#### RECORDS SUPPLIED ####

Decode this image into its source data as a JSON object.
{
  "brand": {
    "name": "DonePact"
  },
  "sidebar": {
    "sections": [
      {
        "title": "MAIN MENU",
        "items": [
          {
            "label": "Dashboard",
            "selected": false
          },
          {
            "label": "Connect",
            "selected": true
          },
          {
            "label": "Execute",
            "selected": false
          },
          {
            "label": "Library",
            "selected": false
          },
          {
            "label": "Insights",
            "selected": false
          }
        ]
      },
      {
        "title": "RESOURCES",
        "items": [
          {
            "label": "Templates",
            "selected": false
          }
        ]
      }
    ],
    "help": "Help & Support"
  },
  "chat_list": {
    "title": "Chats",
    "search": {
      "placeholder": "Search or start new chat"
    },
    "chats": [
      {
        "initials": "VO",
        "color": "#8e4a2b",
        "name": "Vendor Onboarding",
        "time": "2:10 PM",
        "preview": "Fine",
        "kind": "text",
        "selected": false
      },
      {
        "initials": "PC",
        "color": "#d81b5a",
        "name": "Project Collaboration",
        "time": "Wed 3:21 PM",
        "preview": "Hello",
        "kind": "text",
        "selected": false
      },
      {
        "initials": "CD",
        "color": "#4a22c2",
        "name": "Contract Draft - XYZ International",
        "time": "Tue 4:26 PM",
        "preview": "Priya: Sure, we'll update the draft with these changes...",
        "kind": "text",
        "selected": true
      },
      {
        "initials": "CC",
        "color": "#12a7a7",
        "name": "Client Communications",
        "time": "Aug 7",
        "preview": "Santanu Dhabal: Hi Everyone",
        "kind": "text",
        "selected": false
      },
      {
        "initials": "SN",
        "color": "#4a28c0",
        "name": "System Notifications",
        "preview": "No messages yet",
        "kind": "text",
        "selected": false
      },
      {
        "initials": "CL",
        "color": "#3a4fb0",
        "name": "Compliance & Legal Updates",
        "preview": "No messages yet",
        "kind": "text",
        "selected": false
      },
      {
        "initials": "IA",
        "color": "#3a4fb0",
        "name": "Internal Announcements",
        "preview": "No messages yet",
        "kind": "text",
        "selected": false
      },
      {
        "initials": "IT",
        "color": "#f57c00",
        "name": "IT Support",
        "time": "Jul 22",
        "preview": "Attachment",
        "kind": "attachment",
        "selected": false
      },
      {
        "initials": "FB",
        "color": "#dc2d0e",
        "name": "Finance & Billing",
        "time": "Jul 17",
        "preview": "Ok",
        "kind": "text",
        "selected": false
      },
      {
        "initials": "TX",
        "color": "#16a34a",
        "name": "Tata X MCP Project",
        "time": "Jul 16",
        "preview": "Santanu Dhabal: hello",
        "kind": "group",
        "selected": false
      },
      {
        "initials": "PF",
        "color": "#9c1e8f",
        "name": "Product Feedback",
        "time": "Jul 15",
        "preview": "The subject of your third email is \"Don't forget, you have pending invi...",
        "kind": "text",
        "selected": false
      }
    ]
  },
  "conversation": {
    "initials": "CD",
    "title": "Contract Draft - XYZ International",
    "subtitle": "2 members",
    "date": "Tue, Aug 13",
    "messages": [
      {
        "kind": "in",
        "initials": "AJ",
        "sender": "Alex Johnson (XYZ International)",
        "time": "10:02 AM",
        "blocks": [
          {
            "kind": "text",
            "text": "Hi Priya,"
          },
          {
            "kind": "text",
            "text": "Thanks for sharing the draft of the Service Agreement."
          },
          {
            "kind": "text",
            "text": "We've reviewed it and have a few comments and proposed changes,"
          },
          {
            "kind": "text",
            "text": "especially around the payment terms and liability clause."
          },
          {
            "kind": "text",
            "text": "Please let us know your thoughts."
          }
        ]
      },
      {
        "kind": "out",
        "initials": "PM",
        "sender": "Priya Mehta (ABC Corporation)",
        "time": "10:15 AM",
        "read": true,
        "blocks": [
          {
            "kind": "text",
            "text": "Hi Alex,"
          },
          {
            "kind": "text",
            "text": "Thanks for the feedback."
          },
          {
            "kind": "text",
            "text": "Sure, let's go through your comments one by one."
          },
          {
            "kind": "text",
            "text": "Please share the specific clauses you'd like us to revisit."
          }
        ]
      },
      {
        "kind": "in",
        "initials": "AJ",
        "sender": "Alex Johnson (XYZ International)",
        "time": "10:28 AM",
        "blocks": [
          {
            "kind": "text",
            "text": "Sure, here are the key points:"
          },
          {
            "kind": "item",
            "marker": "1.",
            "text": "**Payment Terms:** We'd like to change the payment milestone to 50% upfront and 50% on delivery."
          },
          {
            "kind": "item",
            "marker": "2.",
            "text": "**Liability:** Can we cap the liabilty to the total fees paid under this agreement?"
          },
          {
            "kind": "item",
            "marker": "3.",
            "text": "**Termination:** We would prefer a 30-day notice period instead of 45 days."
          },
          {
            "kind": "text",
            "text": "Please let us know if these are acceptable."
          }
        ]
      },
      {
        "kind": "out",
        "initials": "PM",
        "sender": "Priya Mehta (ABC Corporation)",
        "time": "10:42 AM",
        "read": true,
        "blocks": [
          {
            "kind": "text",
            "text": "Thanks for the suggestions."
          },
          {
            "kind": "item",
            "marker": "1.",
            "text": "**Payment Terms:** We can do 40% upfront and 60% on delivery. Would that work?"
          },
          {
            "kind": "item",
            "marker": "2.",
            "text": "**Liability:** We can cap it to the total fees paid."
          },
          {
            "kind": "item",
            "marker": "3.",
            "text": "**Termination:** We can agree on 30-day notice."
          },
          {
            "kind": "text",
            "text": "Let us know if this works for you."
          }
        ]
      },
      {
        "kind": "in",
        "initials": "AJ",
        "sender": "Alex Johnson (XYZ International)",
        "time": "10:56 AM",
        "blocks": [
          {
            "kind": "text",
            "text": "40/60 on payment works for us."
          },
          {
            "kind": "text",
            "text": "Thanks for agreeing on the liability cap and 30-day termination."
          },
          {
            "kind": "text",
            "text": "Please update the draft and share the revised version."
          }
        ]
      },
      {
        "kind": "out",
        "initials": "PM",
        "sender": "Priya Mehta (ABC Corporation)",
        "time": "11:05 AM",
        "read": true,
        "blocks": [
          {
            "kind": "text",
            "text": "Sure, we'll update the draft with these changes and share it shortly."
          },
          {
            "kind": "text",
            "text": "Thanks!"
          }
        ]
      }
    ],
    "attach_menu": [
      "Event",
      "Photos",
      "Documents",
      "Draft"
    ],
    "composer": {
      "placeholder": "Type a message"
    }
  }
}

####

▶ EXERCISE DIRECTIONS
Each record above should be repeated exactly as it appears.

▶ FINAL RESULT
Decode this image into its source data as a JSON object.
{
  "brand": {
    "name": "DonePact"
  },
  "sidebar": {
    "sections": [
      {
        "title": "MAIN MENU",
        "items": [
          {
            "label": "Dashboard",
            "selected": false
          },
          {
            "label": "Connect",
            "selected": true
          },
          {
            "label": "Execute",
            "selected": false
          },
          {
            "label": "Library",
            "selected": false
          },
          {
            "label": "Insights",
            "selected": false
          }
        ]
      },
      {
        "title": "RESOURCES",
        "items": [
          {
            "label": "Templates",
            "selected": false
          }
        ]
      }
    ],
    "help": "Help & Support"
  },
  "chat_list": {
    "title": "Chats",
    "search": {
      "placeholder": "Search or start new chat"
    },
    "chats": [
      {
        "initials": "VO",
        "color": "#8e4a2b",
        "name": "Vendor Onboarding",
        "time": "2:10 PM",
        "preview": "Fine",
        "kind": "text",
        "selected": false
      },
      {
        "initials": "PC",
        "color": "#d81b5a",
        "name": "Project Collaboration",
        "time": "Wed 3:21 PM",
        "preview": "Hello",
        "kind": "text",
        "selected": false
      },
      {
        "initials": "CD",
        "color": "#4a22c2",
        "name": "Contract Draft - XYZ International",
        "time": "Tue 4:26 PM",
        "preview": "Priya: Sure, we'll update the draft with these changes...",
        "kind": "text",
        "selected": true
      },
      {
        "initials": "CC",
        "color": "#12a7a7",
        "name": "Client Communications",
        "time": "Aug 7",
        "preview": "Santanu Dhabal: Hi Everyone",
        "kind": "text",
        "selected": false
      },
      {
        "initials": "SN",
        "color": "#4a28c0",
        "name": "System Notifications",
        "preview": "No messages yet",
        "kind": "text",
        "selected": false
      },
      {
        "initials": "CL",
        "color": "#3a4fb0",
        "name": "Compliance & Legal Updates",
        "preview": "No messages yet",
        "kind": "text",
        "selected": false
      },
      {
        "initials": "IA",
        "color": "#3a4fb0",
        "name": "Internal Announcements",
        "preview": "No messages yet",
        "kind": "text",
        "selected": false
      },
      {
        "initials": "IT",
        "color": "#f57c00",
        "name": "IT Support",
        "time": "Jul 22",
        "preview": "Attachment",
        "kind": "attachment",
        "selected": false
      },
      {
        "initials": "FB",
        "color": "#dc2d0e",
        "name": "Finance & Billing",
        "time": "Jul 17",
        "preview": "Ok",
        "kind": "text",
        "selected": false
      },
      {
        "initials": "TX",
        "color": "#16a34a",
        "name": "Tata X MCP Project",
        "time": "Jul 16",
        "preview": "Santanu Dhabal: hello",
        "kind": "group",
        "selected": false
      },
      {
        "initials": "PF",
        "color": "#9c1e8f",
        "name": "Product Feedback",
        "time": "Jul 15",
        "preview": "The subject of your third email is \"Don't forget, you have pending invi...",
        "kind": "text",
        "selected": false
      }
    ]
  },
  "conversation": {
    "initials": "CD",
    "title": "Contract Draft - XYZ International",
    "subtitle": "2 members",
    "date": "Tue, Aug 13",
    "messages": [
      {
        "kind": "in",
        "initials": "AJ",
        "sender": "Alex Johnson (XYZ International)",
        "time": "10:02 AM",
        "blocks": [
          {
            "kind": "text",
            "text": "Hi Priya,"
          },
          {
            "kind": "text",
            "text": "Thanks for sharing the draft of the Service Agreement."
          },
          {
            "kind": "text",
            "text": "We've reviewed it and have a few comments and proposed changes,"
          },
          {
            "kind": "text",
            "text": "especially around the payment terms and liability clause."
          },
          {
            "kind": "text",
            "text": "Please let us know your thoughts."
          }
        ]
      },
      {
        "kind": "out",
        "initials": "PM",
        "sender": "Priya Mehta (ABC Corporation)",
        "time": "10:15 AM",
        "read": true,
        "blocks": [
          {
            "kind": "text",
            "text": "Hi Alex,"
          },
          {
            "kind": "text",
            "text": "Thanks for the feedback."
          },
          {
            "kind": "text",
            "text": "Sure, let's go through your comments one by one."
          },
          {
            "kind": "text",
            "text": "Please share the specific clauses you'd like us to revisit."
          }
        ]
      },
      {
        "kind": "in",
        "initials": "AJ",
        "sender": "Alex Johnson (XYZ International)",
        "time": "10:28 AM",
        "blocks": [
          {
            "kind": "text",
            "text": "Sure, here are the key points:"
          },
          {
            "kind": "item",
            "marker": "1.",
            "text": "**Payment Terms:** We'd like to change the payment milestone to 50% upfront and 50% on delivery."
          },
          {
            "kind": "item",
            "marker": "2.",
            "text": "**Liability:** Can we cap the liabilty to the total fees paid under this agreement?"
          },
          {
            "kind": "item",
            "marker": "3.",
            "text": "**Termination:** We would prefer a 30-day notice period instead of 45 days."
          },
          {
            "kind": "text",
            "text": "Please let us know if these are acceptable."
          }
        ]
      },
      {
        "kind": "out",
        "initials": "PM",
        "sender": "Priya Mehta (ABC Corporation)",
        "time": "10:42 AM",
        "read": true,
        "blocks": [
          {
            "kind": "text",
            "text": "Thanks for the suggestions."
          },
          {
            "kind": "item",
            "marker": "1.",
            "text": "**Payment Terms:** We can do 40% upfront and 60% on delivery. Would that work?"
          },
          {
            "kind": "item",
            "marker": "2.",
            "text": "**Liability:** We can cap it to the total fees paid."
          },
          {
            "kind": "item",
            "marker": "3.",
            "text": "**Termination:** We can agree on 30-day notice."
          },
          {
            "kind": "text",
            "text": "Let us know if this works for you."
          }
        ]
      },
      {
        "kind": "in",
        "initials": "AJ",
        "sender": "Alex Johnson (XYZ International)",
        "time": "10:56 AM",
        "blocks": [
          {
            "kind": "text",
            "text": "40/60 on payment works for us."
          },
          {
            "kind": "text",
            "text": "Thanks for agreeing on the liability cap and 30-day termination."
          },
          {
            "kind": "text",
            "text": "Please update the draft and share the revised version."
          }
        ]
      },
      {
        "kind": "out",
        "initials": "PM",
        "sender": "Priya Mehta (ABC Corporation)",
        "time": "11:05 AM",
        "read": true,
        "blocks": [
          {
            "kind": "text",
            "text": "Sure, we'll update the draft with these changes and share it shortly."
          },
          {
            "kind": "text",
            "text": "Thanks!"
          }
        ]
      }
    ],
    "attach_menu": [
      "Event",
      "Photos",
      "Documents",
      "Draft"
    ],
    "composer": {
      "placeholder": "Type a message"
    }
  }
}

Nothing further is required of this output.